Count lines, not occurrences: give the number of lines holding the word "JSON", and nothing besides.

▸ Dataset records:

-------

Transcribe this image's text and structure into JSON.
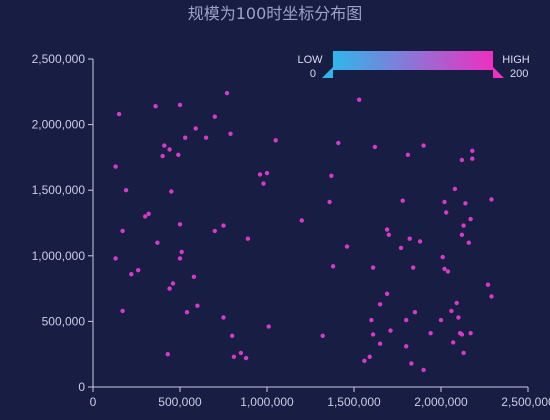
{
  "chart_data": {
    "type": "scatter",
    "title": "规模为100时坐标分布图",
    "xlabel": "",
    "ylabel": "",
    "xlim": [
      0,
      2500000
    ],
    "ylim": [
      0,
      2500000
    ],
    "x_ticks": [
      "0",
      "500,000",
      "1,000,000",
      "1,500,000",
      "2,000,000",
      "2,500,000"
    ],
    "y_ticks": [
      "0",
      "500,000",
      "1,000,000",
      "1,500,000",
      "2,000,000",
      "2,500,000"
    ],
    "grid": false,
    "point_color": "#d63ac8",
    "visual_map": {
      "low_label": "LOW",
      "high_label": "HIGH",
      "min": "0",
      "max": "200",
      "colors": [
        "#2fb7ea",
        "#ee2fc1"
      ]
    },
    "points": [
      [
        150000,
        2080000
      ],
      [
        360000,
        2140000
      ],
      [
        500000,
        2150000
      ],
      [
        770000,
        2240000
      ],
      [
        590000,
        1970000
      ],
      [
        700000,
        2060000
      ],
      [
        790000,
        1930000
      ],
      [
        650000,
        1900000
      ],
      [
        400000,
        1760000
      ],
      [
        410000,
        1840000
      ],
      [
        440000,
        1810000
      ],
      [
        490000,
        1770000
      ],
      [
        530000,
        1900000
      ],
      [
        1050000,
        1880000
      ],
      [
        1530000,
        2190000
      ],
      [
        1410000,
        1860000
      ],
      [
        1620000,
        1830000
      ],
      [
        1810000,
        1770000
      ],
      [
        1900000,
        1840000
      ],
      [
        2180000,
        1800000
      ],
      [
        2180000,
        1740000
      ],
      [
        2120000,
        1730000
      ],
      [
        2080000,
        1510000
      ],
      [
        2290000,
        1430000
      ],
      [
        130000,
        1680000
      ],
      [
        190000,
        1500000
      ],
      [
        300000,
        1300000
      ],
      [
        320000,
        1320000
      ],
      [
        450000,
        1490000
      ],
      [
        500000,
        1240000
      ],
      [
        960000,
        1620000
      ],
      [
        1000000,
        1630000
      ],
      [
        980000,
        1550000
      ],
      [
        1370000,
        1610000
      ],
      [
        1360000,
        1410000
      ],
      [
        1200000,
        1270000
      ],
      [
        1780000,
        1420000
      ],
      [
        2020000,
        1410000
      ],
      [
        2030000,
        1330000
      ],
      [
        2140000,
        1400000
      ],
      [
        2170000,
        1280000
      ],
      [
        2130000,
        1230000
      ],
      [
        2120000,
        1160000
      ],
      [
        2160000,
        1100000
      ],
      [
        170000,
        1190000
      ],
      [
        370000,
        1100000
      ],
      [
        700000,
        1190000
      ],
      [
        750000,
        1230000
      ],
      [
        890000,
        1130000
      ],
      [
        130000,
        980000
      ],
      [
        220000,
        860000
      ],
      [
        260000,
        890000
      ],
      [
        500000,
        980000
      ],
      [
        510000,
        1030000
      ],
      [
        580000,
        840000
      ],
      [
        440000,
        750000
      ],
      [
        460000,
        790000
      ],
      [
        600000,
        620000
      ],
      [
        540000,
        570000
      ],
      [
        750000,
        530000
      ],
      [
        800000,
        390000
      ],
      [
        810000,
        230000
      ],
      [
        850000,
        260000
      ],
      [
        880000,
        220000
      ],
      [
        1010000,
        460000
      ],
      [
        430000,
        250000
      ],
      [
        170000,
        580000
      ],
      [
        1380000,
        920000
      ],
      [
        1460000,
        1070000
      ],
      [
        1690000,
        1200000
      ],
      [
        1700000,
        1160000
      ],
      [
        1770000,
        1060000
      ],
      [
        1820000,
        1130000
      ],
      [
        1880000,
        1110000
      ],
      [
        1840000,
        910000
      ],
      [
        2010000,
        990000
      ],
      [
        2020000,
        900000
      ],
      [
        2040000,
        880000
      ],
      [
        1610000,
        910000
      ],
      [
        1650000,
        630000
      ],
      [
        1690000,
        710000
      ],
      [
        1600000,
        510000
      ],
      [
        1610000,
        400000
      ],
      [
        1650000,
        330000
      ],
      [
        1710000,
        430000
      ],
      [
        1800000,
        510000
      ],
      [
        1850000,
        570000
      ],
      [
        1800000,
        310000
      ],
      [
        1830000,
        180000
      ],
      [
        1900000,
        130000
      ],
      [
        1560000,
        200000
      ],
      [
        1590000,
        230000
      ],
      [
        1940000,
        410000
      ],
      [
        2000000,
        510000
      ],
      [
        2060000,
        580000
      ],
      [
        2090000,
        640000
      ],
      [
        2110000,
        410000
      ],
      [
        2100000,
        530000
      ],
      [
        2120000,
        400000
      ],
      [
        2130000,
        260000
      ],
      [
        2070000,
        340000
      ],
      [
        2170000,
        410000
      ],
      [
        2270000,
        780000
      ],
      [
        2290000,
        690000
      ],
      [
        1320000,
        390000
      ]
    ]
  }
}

-------

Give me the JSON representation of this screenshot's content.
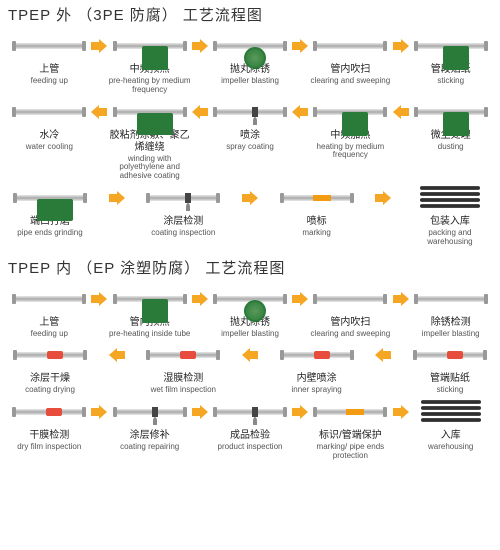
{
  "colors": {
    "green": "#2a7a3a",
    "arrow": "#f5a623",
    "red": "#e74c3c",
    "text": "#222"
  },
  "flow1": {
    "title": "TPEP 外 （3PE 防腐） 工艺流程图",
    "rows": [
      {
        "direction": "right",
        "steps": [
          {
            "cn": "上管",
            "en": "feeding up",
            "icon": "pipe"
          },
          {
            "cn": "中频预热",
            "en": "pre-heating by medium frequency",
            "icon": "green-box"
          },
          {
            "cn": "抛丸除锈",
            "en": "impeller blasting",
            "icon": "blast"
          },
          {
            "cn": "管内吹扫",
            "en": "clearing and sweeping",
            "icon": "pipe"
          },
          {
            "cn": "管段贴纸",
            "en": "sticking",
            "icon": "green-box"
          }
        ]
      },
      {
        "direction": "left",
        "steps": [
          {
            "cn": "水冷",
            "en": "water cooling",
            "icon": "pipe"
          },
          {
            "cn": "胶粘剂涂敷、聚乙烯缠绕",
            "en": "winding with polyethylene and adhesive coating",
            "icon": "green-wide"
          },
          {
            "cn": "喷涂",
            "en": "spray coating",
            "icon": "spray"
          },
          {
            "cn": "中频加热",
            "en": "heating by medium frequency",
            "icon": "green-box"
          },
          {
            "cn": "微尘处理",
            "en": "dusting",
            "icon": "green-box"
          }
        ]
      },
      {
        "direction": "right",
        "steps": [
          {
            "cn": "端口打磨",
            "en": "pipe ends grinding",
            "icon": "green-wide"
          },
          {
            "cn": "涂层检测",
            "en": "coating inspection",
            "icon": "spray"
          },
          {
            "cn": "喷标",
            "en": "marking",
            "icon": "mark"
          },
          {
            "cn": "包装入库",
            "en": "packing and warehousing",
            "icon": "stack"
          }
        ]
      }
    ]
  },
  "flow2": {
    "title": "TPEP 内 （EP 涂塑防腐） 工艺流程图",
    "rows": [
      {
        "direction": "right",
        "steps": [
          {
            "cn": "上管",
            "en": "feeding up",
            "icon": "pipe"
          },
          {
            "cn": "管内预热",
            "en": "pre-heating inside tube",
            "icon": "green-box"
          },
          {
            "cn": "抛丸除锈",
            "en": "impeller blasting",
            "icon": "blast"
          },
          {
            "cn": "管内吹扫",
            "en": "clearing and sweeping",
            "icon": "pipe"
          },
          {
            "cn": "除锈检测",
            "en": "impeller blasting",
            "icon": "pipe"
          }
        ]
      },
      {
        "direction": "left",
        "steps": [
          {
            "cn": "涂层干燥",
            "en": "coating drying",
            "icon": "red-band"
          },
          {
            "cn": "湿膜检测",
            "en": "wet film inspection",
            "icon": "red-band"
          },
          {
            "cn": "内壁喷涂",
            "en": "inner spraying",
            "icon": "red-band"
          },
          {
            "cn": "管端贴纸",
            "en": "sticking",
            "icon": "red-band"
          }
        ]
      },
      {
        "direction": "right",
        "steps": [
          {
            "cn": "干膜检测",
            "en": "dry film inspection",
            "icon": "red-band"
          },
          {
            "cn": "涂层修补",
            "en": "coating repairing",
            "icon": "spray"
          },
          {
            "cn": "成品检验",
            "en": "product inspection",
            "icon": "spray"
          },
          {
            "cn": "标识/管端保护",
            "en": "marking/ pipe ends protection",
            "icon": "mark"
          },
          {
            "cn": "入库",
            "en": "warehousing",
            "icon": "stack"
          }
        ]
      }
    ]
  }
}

-------

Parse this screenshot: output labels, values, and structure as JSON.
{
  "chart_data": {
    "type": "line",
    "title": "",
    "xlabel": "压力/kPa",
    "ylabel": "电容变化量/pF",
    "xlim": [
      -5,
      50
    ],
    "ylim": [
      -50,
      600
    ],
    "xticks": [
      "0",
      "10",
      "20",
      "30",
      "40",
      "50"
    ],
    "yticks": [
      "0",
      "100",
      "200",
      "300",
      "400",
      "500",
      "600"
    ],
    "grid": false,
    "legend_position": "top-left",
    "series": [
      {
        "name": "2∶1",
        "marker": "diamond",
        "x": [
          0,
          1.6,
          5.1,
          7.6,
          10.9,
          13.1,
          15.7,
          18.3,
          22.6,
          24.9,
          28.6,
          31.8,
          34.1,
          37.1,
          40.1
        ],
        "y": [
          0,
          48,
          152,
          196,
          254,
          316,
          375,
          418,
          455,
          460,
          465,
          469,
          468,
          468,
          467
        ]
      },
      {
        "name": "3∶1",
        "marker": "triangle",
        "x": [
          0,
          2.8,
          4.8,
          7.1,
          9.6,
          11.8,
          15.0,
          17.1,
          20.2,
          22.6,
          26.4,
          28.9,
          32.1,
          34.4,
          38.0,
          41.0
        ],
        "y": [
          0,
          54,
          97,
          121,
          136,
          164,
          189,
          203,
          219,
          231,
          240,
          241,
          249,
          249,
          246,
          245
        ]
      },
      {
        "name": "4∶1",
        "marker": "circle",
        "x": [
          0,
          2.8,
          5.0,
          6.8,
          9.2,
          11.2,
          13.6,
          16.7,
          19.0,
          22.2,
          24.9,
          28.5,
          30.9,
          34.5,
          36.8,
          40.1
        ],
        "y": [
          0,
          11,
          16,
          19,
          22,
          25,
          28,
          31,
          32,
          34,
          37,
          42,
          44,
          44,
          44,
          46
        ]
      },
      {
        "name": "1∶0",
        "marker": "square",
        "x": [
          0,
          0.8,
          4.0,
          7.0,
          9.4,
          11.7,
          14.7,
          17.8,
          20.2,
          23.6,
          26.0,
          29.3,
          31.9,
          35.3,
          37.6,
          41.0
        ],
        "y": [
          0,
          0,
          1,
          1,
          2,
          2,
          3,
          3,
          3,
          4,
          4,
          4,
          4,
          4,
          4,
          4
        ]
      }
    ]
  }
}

-------

▸ Response: 3